- [TASK STATEMENT]
Look through the records below and give the number of lines holding the string "桂园社区常住户口居民子女", nothing more.

- [TASK MATERIAL]
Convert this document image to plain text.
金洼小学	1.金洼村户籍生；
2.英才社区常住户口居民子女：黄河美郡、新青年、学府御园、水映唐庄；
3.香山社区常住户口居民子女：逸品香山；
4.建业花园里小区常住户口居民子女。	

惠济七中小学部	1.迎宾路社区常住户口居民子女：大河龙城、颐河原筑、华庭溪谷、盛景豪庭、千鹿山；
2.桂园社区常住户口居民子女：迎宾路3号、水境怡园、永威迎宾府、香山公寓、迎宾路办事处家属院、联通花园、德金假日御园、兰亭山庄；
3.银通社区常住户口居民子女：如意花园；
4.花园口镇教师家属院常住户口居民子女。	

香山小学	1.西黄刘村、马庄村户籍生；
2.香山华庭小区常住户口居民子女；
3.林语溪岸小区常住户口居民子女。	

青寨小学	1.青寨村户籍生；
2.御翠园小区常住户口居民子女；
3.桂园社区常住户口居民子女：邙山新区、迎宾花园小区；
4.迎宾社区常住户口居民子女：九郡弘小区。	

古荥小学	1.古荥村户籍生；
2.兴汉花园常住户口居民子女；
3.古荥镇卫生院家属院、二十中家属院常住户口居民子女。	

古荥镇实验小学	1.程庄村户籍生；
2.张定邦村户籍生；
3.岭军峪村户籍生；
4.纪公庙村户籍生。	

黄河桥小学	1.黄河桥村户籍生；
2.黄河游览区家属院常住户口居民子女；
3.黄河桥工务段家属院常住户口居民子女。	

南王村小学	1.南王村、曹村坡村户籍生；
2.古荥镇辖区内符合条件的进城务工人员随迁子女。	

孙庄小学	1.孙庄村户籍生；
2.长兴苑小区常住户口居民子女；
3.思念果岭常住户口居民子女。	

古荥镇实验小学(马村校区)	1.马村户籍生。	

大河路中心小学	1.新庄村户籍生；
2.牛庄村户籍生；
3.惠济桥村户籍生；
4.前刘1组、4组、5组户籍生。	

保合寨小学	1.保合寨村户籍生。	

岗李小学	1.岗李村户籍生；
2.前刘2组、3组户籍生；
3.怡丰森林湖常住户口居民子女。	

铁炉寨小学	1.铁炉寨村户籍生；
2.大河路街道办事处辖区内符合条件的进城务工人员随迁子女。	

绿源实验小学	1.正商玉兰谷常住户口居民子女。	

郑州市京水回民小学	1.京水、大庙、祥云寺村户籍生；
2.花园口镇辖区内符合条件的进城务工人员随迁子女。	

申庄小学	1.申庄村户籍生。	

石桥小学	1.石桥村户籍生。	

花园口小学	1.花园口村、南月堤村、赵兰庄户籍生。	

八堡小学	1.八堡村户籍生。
...
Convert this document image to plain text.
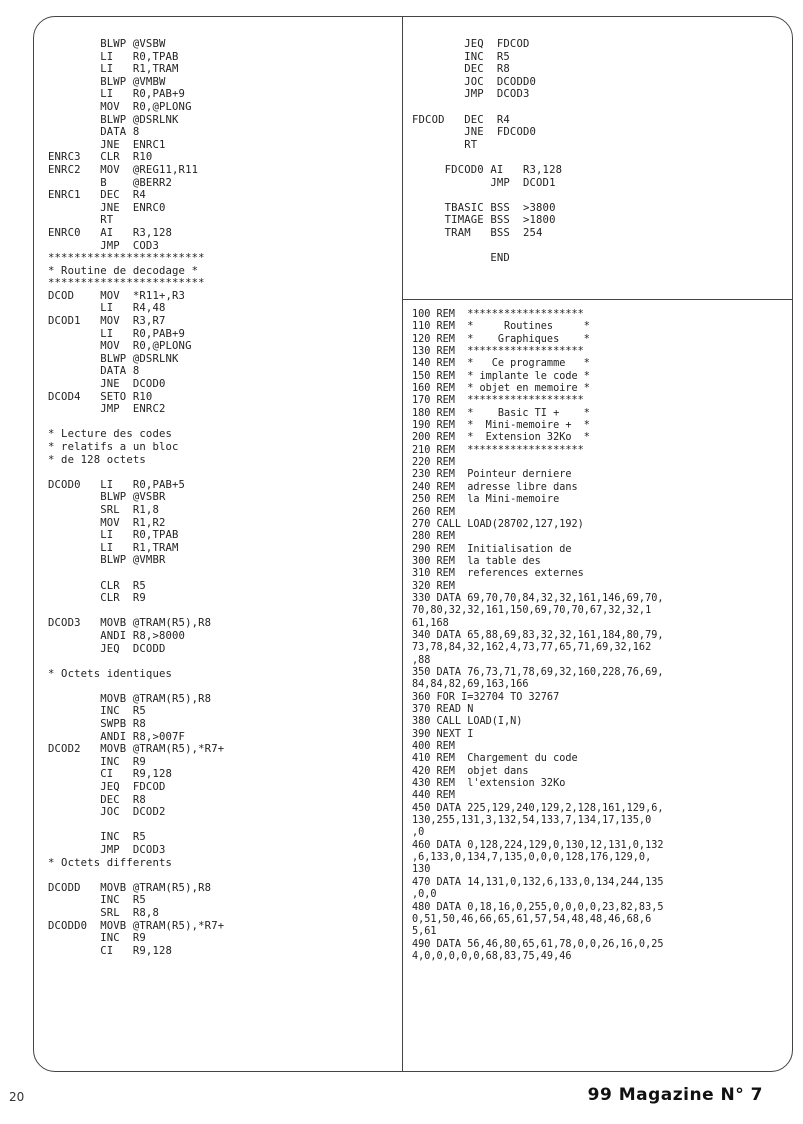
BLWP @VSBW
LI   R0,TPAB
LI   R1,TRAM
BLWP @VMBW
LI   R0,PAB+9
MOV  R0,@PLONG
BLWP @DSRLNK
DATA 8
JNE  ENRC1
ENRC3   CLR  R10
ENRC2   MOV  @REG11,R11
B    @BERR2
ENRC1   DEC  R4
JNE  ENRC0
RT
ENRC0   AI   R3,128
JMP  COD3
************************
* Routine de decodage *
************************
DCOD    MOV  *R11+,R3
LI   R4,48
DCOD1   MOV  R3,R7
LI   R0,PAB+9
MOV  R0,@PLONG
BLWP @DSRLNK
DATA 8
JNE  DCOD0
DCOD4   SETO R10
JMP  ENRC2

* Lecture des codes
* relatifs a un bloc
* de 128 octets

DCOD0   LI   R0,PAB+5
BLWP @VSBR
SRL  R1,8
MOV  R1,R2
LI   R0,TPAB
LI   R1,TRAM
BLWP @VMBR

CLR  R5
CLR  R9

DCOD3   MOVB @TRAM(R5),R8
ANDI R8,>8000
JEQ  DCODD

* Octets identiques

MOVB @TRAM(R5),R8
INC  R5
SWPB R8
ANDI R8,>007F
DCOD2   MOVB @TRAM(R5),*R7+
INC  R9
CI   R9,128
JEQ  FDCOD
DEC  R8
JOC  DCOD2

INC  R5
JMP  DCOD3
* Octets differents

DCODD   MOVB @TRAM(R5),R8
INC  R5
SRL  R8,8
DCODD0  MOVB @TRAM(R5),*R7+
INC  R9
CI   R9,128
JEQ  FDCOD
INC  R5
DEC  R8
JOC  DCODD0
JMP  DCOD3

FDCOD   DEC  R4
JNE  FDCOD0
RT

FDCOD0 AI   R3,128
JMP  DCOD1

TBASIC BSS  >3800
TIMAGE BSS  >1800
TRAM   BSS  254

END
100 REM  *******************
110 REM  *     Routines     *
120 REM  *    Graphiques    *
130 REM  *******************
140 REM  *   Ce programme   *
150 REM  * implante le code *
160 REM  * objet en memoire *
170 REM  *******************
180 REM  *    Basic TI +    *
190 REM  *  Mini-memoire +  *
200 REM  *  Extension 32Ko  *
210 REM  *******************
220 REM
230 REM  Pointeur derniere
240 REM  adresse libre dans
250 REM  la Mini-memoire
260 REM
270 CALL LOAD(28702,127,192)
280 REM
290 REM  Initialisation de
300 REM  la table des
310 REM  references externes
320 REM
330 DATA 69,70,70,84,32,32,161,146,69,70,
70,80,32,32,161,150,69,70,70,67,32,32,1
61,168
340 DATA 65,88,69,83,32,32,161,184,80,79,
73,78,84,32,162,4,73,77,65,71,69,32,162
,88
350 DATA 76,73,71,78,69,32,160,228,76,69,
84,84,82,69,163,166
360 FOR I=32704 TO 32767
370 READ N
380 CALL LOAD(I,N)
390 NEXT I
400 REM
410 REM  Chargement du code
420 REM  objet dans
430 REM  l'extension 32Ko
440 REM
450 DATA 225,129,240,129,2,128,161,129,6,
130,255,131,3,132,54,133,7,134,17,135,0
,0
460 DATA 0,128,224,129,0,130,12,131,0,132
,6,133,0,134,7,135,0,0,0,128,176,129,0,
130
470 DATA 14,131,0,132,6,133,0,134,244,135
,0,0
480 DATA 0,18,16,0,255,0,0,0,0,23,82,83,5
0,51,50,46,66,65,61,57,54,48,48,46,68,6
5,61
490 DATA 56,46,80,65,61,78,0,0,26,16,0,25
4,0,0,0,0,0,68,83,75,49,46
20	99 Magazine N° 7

- [ANSWER TO THIS EXERCISE]
2